## Task to carry out
Below is a listing; write it out exactly and drop any images from it.

## Provided data
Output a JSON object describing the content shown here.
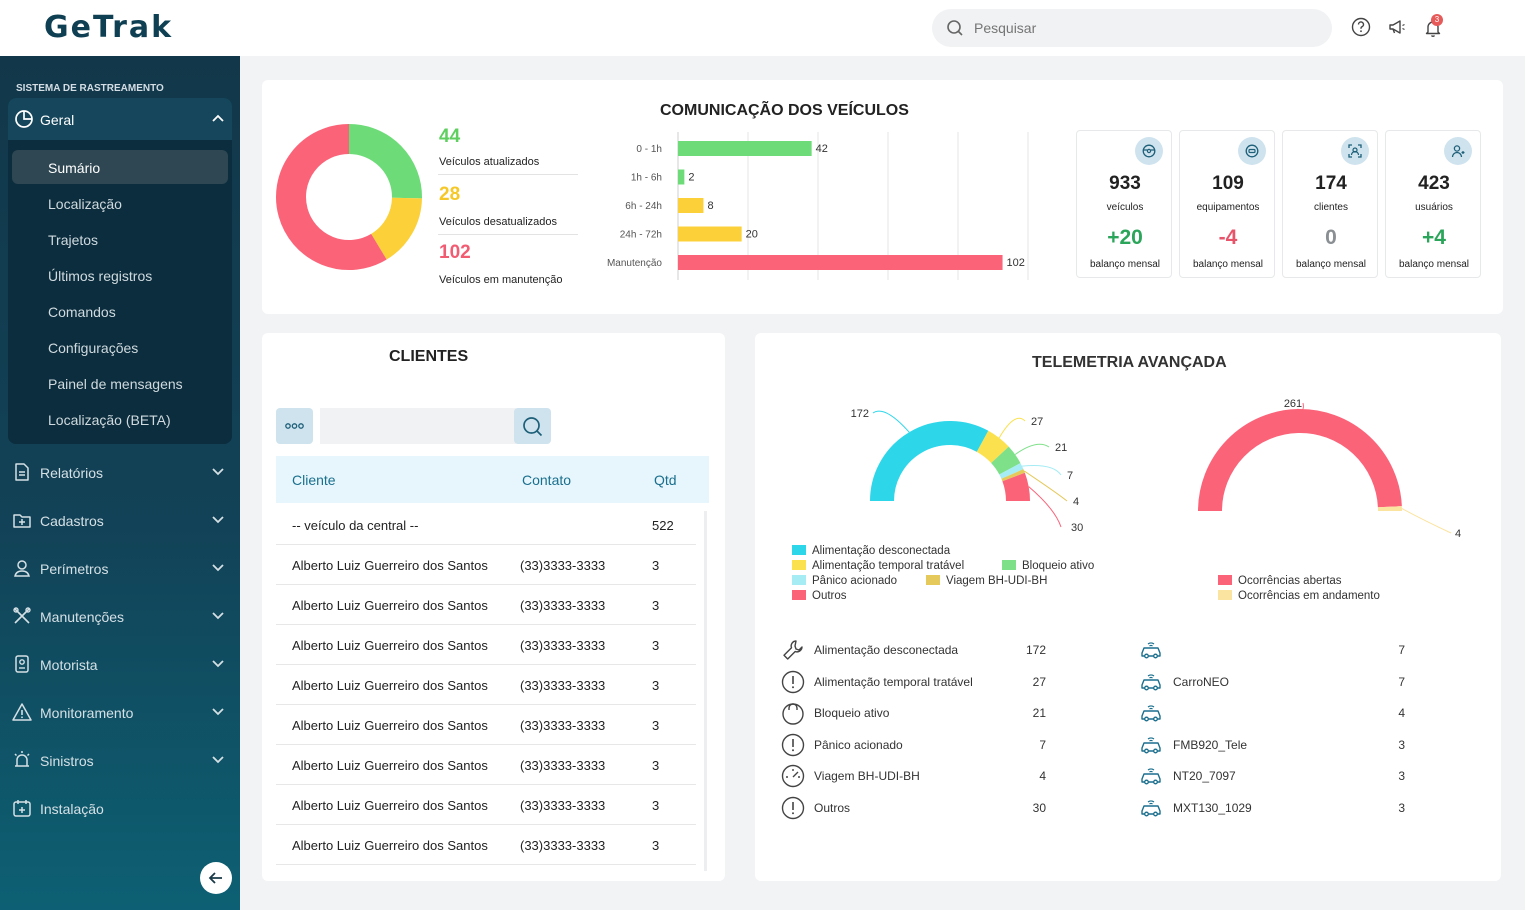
{
  "header": {
    "logo": "GeTrak",
    "search_placeholder": "Pesquisar",
    "notification_count": "3"
  },
  "sidebar": {
    "section_title": "SISTEMA DE RASTREAMENTO",
    "geral": {
      "label": "Geral",
      "items": [
        "Sumário",
        "Localização",
        "Trajetos",
        "Últimos registros",
        "Comandos",
        "Configurações",
        "Painel de mensagens",
        "Localização (BETA)"
      ]
    },
    "menus": [
      "Relatórios",
      "Cadastros",
      "Perímetros",
      "Manutenções",
      "Motorista",
      "Monitoramento",
      "Sinistros",
      "Instalação"
    ]
  },
  "comunicacao": {
    "title": "COMUNICAÇÃO DOS VEÍCULOS",
    "stats": [
      {
        "value": "44",
        "label": "Veículos atualizados",
        "color": "#5fcf5f"
      },
      {
        "value": "28",
        "label": "Veículos desatualizados",
        "color": "#f5c827"
      },
      {
        "value": "102",
        "label": "Veículos em manutenção",
        "color": "#f25c72"
      }
    ],
    "donut": [
      {
        "value": 44,
        "color": "#6ddc78"
      },
      {
        "value": 28,
        "color": "#fbd038"
      },
      {
        "value": 102,
        "color": "#fb6379"
      }
    ]
  },
  "chart_data": [
    {
      "type": "bar",
      "orientation": "horizontal",
      "title": "COMUNICAÇÃO DOS VEÍCULOS",
      "categories": [
        "0 - 1h",
        "1h - 6h",
        "6h - 24h",
        "24h - 72h",
        "Manutenção"
      ],
      "values": [
        42,
        2,
        8,
        20,
        102
      ],
      "colors": [
        "#6ddc78",
        "#6ddc78",
        "#fbd038",
        "#fbd038",
        "#fb6379"
      ],
      "xlim": [
        0,
        110
      ],
      "grid": true
    },
    {
      "type": "pie",
      "style": "semi-donut",
      "labels": [
        "Alimentação desconectada",
        "Alimentação temporal tratável",
        "Bloqueio ativo",
        "Pânico acionado",
        "Viagem BH-UDI-BH",
        "Outros"
      ],
      "values": [
        172,
        27,
        21,
        7,
        4,
        30
      ],
      "colors": [
        "#2ed6ea",
        "#fbe14e",
        "#7fe08a",
        "#a5ecf4",
        "#e5c95b",
        "#fb6379"
      ],
      "legend": "bottom-left"
    },
    {
      "type": "pie",
      "style": "semi-donut",
      "labels": [
        "Ocorrências abertas",
        "Ocorrências em andamento"
      ],
      "values": [
        261,
        4
      ],
      "colors": [
        "#fb6379",
        "#fbe4a0"
      ],
      "legend": "bottom"
    }
  ],
  "kpis": [
    {
      "value": "933",
      "label": "veículos",
      "delta": "+20",
      "delta_color": "#2aa55a",
      "balance": "balanço mensal",
      "icon": "steering-wheel-icon"
    },
    {
      "value": "109",
      "label": "equipamentos",
      "delta": "-4",
      "delta_color": "#e8556b",
      "balance": "balanço mensal",
      "icon": "device-icon"
    },
    {
      "value": "174",
      "label": "clientes",
      "delta": "0",
      "delta_color": "#8a8f94",
      "balance": "balanço mensal",
      "icon": "client-scan-icon"
    },
    {
      "value": "423",
      "label": "usuários",
      "delta": "+4",
      "delta_color": "#2aa55a",
      "balance": "balanço mensal",
      "icon": "users-icon"
    }
  ],
  "clientes": {
    "title": "CLIENTES",
    "columns": [
      "Cliente",
      "Contato",
      "Qtd"
    ],
    "rows": [
      [
        "-- veículo da central --",
        "",
        "522"
      ],
      [
        "Alberto Luiz Guerreiro dos Santos",
        "(33)3333-3333",
        "3"
      ],
      [
        "Alberto Luiz Guerreiro dos Santos",
        "(33)3333-3333",
        "3"
      ],
      [
        "Alberto Luiz Guerreiro dos Santos",
        "(33)3333-3333",
        "3"
      ],
      [
        "Alberto Luiz Guerreiro dos Santos",
        "(33)3333-3333",
        "3"
      ],
      [
        "Alberto Luiz Guerreiro dos Santos",
        "(33)3333-3333",
        "3"
      ],
      [
        "Alberto Luiz Guerreiro dos Santos",
        "(33)3333-3333",
        "3"
      ],
      [
        "Alberto Luiz Guerreiro dos Santos",
        "(33)3333-3333",
        "3"
      ],
      [
        "Alberto Luiz Guerreiro dos Santos",
        "(33)3333-3333",
        "3"
      ]
    ]
  },
  "telemetria": {
    "title": "TELEMETRIA AVANÇADA",
    "left_legend": [
      {
        "label": "Alimentação desconectada",
        "color": "#2ed6ea"
      },
      {
        "label": "Alimentação temporal tratável",
        "color": "#fbe14e"
      },
      {
        "label": "Bloqueio ativo",
        "color": "#7fe08a"
      },
      {
        "label": "Pânico acionado",
        "color": "#a5ecf4"
      },
      {
        "label": "Viagem BH-UDI-BH",
        "color": "#e5c95b"
      },
      {
        "label": "Outros",
        "color": "#fb6379"
      }
    ],
    "right_legend": [
      {
        "label": "Ocorrências abertas",
        "color": "#fb6379"
      },
      {
        "label": "Ocorrências em andamento",
        "color": "#fbe4a0"
      }
    ],
    "left_list": [
      {
        "label": "Alimentação desconectada",
        "value": "172",
        "icon": "wrench-icon"
      },
      {
        "label": "Alimentação temporal tratável",
        "value": "27",
        "icon": "alert-circle-icon"
      },
      {
        "label": "Bloqueio ativo",
        "value": "21",
        "icon": "lock-icon"
      },
      {
        "label": "Pânico acionado",
        "value": "7",
        "icon": "alert-triangle-icon"
      },
      {
        "label": "Viagem BH-UDI-BH",
        "value": "4",
        "icon": "speedometer-icon"
      },
      {
        "label": "Outros",
        "value": "30",
        "icon": "alert-circle-icon"
      }
    ],
    "right_list": [
      {
        "label": "",
        "value": "7"
      },
      {
        "label": "CarroNEO",
        "value": "7"
      },
      {
        "label": "",
        "value": "4"
      },
      {
        "label": "FMB920_Tele",
        "value": "3"
      },
      {
        "label": "NT20_7097",
        "value": "3"
      },
      {
        "label": "MXT130_1029",
        "value": "3"
      }
    ]
  }
}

## Response to this exercise
Output a JSON object describing the content shown here.
{
  "header": {
    "logo": "GeTrak",
    "search_placeholder": "Pesquisar",
    "notification_count": "3"
  },
  "sidebar": {
    "section_title": "SISTEMA DE RASTREAMENTO",
    "geral": {
      "label": "Geral",
      "items": [
        "Sumário",
        "Localização",
        "Trajetos",
        "Últimos registros",
        "Comandos",
        "Configurações",
        "Painel de mensagens",
        "Localização (BETA)"
      ]
    },
    "menus": [
      "Relatórios",
      "Cadastros",
      "Perímetros",
      "Manutenções",
      "Motorista",
      "Monitoramento",
      "Sinistros",
      "Instalação"
    ]
  },
  "comunicacao": {
    "title": "COMUNICAÇÃO DOS VEÍCULOS",
    "stats": [
      {
        "value": "44",
        "label": "Veículos atualizados",
        "color": "#5fcf5f"
      },
      {
        "value": "28",
        "label": "Veículos desatualizados",
        "color": "#f5c827"
      },
      {
        "value": "102",
        "label": "Veículos em manutenção",
        "color": "#f25c72"
      }
    ],
    "donut": [
      {
        "value": 44,
        "color": "#6ddc78"
      },
      {
        "value": 28,
        "color": "#fbd038"
      },
      {
        "value": 102,
        "color": "#fb6379"
      }
    ]
  },
  "chart_data": [
    {
      "type": "bar",
      "orientation": "horizontal",
      "title": "COMUNICAÇÃO DOS VEÍCULOS",
      "categories": [
        "0 - 1h",
        "1h - 6h",
        "6h - 24h",
        "24h - 72h",
        "Manutenção"
      ],
      "values": [
        42,
        2,
        8,
        20,
        102
      ],
      "colors": [
        "#6ddc78",
        "#6ddc78",
        "#fbd038",
        "#fbd038",
        "#fb6379"
      ],
      "xlim": [
        0,
        110
      ],
      "grid": true
    },
    {
      "type": "pie",
      "style": "semi-donut",
      "labels": [
        "Alimentação desconectada",
        "Alimentação temporal tratável",
        "Bloqueio ativo",
        "Pânico acionado",
        "Viagem BH-UDI-BH",
        "Outros"
      ],
      "values": [
        172,
        27,
        21,
        7,
        4,
        30
      ],
      "colors": [
        "#2ed6ea",
        "#fbe14e",
        "#7fe08a",
        "#a5ecf4",
        "#e5c95b",
        "#fb6379"
      ],
      "legend": "bottom-left"
    },
    {
      "type": "pie",
      "style": "semi-donut",
      "labels": [
        "Ocorrências abertas",
        "Ocorrências em andamento"
      ],
      "values": [
        261,
        4
      ],
      "colors": [
        "#fb6379",
        "#fbe4a0"
      ],
      "legend": "bottom"
    }
  ],
  "kpis": [
    {
      "value": "933",
      "label": "veículos",
      "delta": "+20",
      "delta_color": "#2aa55a",
      "balance": "balanço mensal",
      "icon": "steering-wheel-icon"
    },
    {
      "value": "109",
      "label": "equipamentos",
      "delta": "-4",
      "delta_color": "#e8556b",
      "balance": "balanço mensal",
      "icon": "device-icon"
    },
    {
      "value": "174",
      "label": "clientes",
      "delta": "0",
      "delta_color": "#8a8f94",
      "balance": "balanço mensal",
      "icon": "client-scan-icon"
    },
    {
      "value": "423",
      "label": "usuários",
      "delta": "+4",
      "delta_color": "#2aa55a",
      "balance": "balanço mensal",
      "icon": "users-icon"
    }
  ],
  "clientes": {
    "title": "CLIENTES",
    "columns": [
      "Cliente",
      "Contato",
      "Qtd"
    ],
    "rows": [
      [
        "-- veículo da central --",
        "",
        "522"
      ],
      [
        "Alberto Luiz Guerreiro dos Santos",
        "(33)3333-3333",
        "3"
      ],
      [
        "Alberto Luiz Guerreiro dos Santos",
        "(33)3333-3333",
        "3"
      ],
      [
        "Alberto Luiz Guerreiro dos Santos",
        "(33)3333-3333",
        "3"
      ],
      [
        "Alberto Luiz Guerreiro dos Santos",
        "(33)3333-3333",
        "3"
      ],
      [
        "Alberto Luiz Guerreiro dos Santos",
        "(33)3333-3333",
        "3"
      ],
      [
        "Alberto Luiz Guerreiro dos Santos",
        "(33)3333-3333",
        "3"
      ],
      [
        "Alberto Luiz Guerreiro dos Santos",
        "(33)3333-3333",
        "3"
      ],
      [
        "Alberto Luiz Guerreiro dos Santos",
        "(33)3333-3333",
        "3"
      ]
    ]
  },
  "telemetria": {
    "title": "TELEMETRIA AVANÇADA",
    "left_legend": [
      {
        "label": "Alimentação desconectada",
        "color": "#2ed6ea"
      },
      {
        "label": "Alimentação temporal tratável",
        "color": "#fbe14e"
      },
      {
        "label": "Bloqueio ativo",
        "color": "#7fe08a"
      },
      {
        "label": "Pânico acionado",
        "color": "#a5ecf4"
      },
      {
        "label": "Viagem BH-UDI-BH",
        "color": "#e5c95b"
      },
      {
        "label": "Outros",
        "color": "#fb6379"
      }
    ],
    "right_legend": [
      {
        "label": "Ocorrências abertas",
        "color": "#fb6379"
      },
      {
        "label": "Ocorrências em andamento",
        "color": "#fbe4a0"
      }
    ],
    "left_list": [
      {
        "label": "Alimentação desconectada",
        "value": "172",
        "icon": "wrench-icon"
      },
      {
        "label": "Alimentação temporal tratável",
        "value": "27",
        "icon": "alert-circle-icon"
      },
      {
        "label": "Bloqueio ativo",
        "value": "21",
        "icon": "lock-icon"
      },
      {
        "label": "Pânico acionado",
        "value": "7",
        "icon": "alert-triangle-icon"
      },
      {
        "label": "Viagem BH-UDI-BH",
        "value": "4",
        "icon": "speedometer-icon"
      },
      {
        "label": "Outros",
        "value": "30",
        "icon": "alert-circle-icon"
      }
    ],
    "right_list": [
      {
        "label": "",
        "value": "7"
      },
      {
        "label": "CarroNEO",
        "value": "7"
      },
      {
        "label": "",
        "value": "4"
      },
      {
        "label": "FMB920_Tele",
        "value": "3"
      },
      {
        "label": "NT20_7097",
        "value": "3"
      },
      {
        "label": "MXT130_1029",
        "value": "3"
      }
    ]
  }
}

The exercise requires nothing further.